DOCUMENT EXCERPT:
....................
If this sounds complicated, don't worry. Using singledispatch is simpler than explaining it.

In [1]:
import functools

@functools.singledispatch
def dispatch_on_type(x):
    # some default logic
    print("I am the default implementation.")
    
@dispatch_on_type.register(str)
def _(x):
    # some stringy logic
    print(f"'{x}' is a string.")
    
@dispatch_on_type.register(int)
def _(x):
    # some integer logic
    print(f"{x} is an integer.")
    
@dispatch_on_type.register(list)
def _(x):
    # some list logic
    print(f"{x} is a list.")
In [2]:
dispatch_on_type(set())
I am the default implementation.
In [3]:
dispatch_on_type("STRING")
'STRING' is a string.
In [4]:
dispatch_on_type(1337)
1337 is an integer.
In [5]:
dispatch_on_type([1,3,3,7])
[1, 3, 3, 7] is a list.

You can do all sorts of cool things with functools.singledispatch, but it doesn't solve the problem in the code at the top of the page. For that, we're going to create a decorator similar to singledispatch that dispatches based on the value of the first argument instead of the type.

Along the way we'll learn more about how decorators work.

Writing Decorators

The @ decorator syntax is syntactic sugar that covers passing a function to another function and then returning a function.

What?

Again, this is easier to show than to explain.

In [6]:
def a_decorator(func):
    return func


# The sweet decorator way...
@a_decorator
def some_function():
    print("Some function.")

# Which has exactly the same effect as...
def some_other_function():
    print("Some other function.")
    
some_other_function = a_decorator(some_other_function)

A decorator is just a function that returns a function.

When used with the @ syntax,

  1. the decorator function is called, with the decorated function passed as an argument;
  2. the return value of the decorator function is assigned to the same name as the decorated function.
....................
TASK BRIEF: Continue the Python decorator tutorial from the point where it stops. The data that follows comes from a different source than the decorator tutorial above.

DATA PROVIDED:
....................
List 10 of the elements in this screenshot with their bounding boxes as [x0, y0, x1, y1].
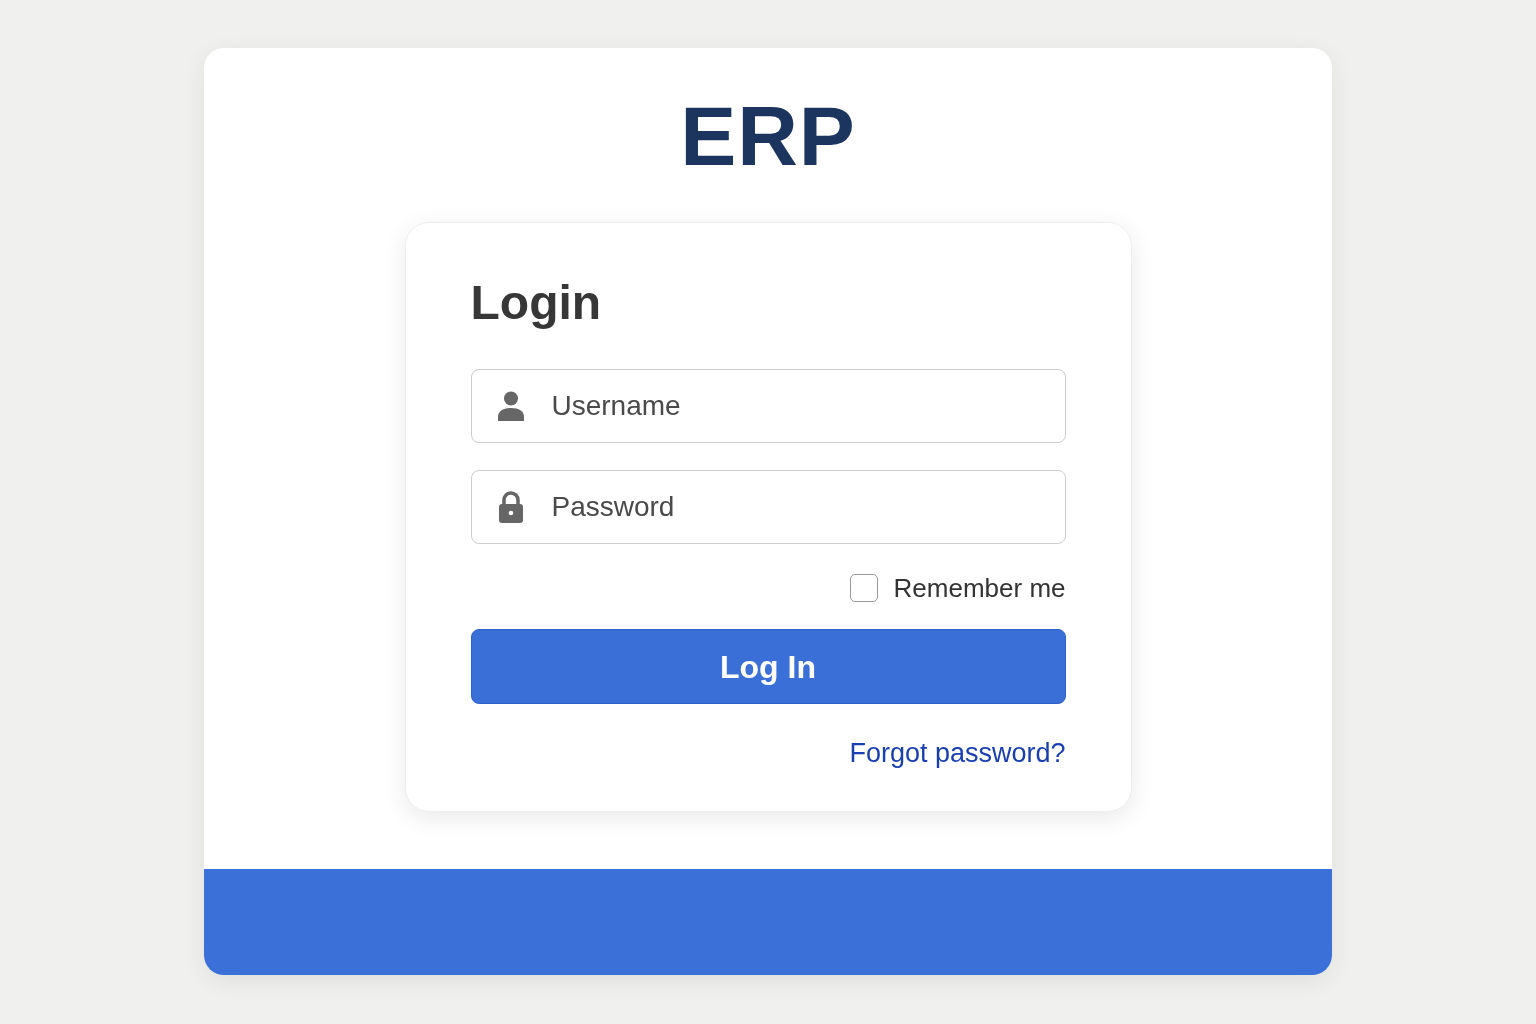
....................
TASK RESULT:
  3. When you call the decorated function, you are actually calling the function that was returned by the decorator (which may or may not call the original function's code).

But the above example returned the original function without altering it. The point of decorators is to return something other than the original function, in order to transform the function in some way.

To do this, we usually define another function inside the decorator, and then return that.

In [7]:
def never_two(func):
    def wrapper(*args, **kw):
        x = func(*args, **kw)
        return x if x != 2 else 3
    return wrapper
    
@never_two
def add(x,y):
    return x + y
    
In [8]:
add(1,1)
Out[8]:
3

The wrapper function is defined inside never_two, but it is not executed when never_two is executed (which happens at the line where @never_two appears). Notice — it isn't called anywhere. (That is, you don't see anything like wrapper(1,1).)

Instead, the wrapper function is returned by @never_two, and assigned to the name add. Meanwhile, the code in the original add definition is inside wrapper, where it is called func.

When add(1,1) is called:

  1. The code defined in wrapper is executed, because it was assigned to add.
  2. The arguments passed into add (the two 1s) are passed on to func when it is called at x = func(*args, **kw).
  3. The code originally defined at add (return x + y) is executed, because that code was assigned to func.
  4. The output of func (the original add) is compared to 2, and altered accordingly.
  5. The code defined under wrapper (currently being called add) returns 3.

Two points might be helpful here:

  • Think of a function as just everything from the parenthesis onward, excluding the name. Once you think of a function as a block of code that accepts arguments, which can be assigned to any name, things get a little easier to understand.

  • The (*args, **kw) is a way to collect, pass on, and then unpack all the positional and keyword arguments. A full treatment is beyond the scope of this article. For now, just notice that whatever is passed into wrapper is simply passed on to func.

Writing a Dispatch Decorator

Let's look at the syntax of functools.singledispatch again, and think about what we need to do to emulate it for values instead of types.

In [9]:
@functools.singledispatch
def dispatch_on_type(x):
    print("I am the default implementation.")
    
@dispatch_on_type.register(str)
def _(x):
    print(f"'{x}' is a string.")

Decorators that Return Decorators

Notice that we actually have two decorators:

  • functools.singledispatch
  • dispatch_on_type.register

This means inside singledispatch, the decorated function (in this case, dispatch_on_type) is being assigned an additional attribute, .register, which is also a decorator function.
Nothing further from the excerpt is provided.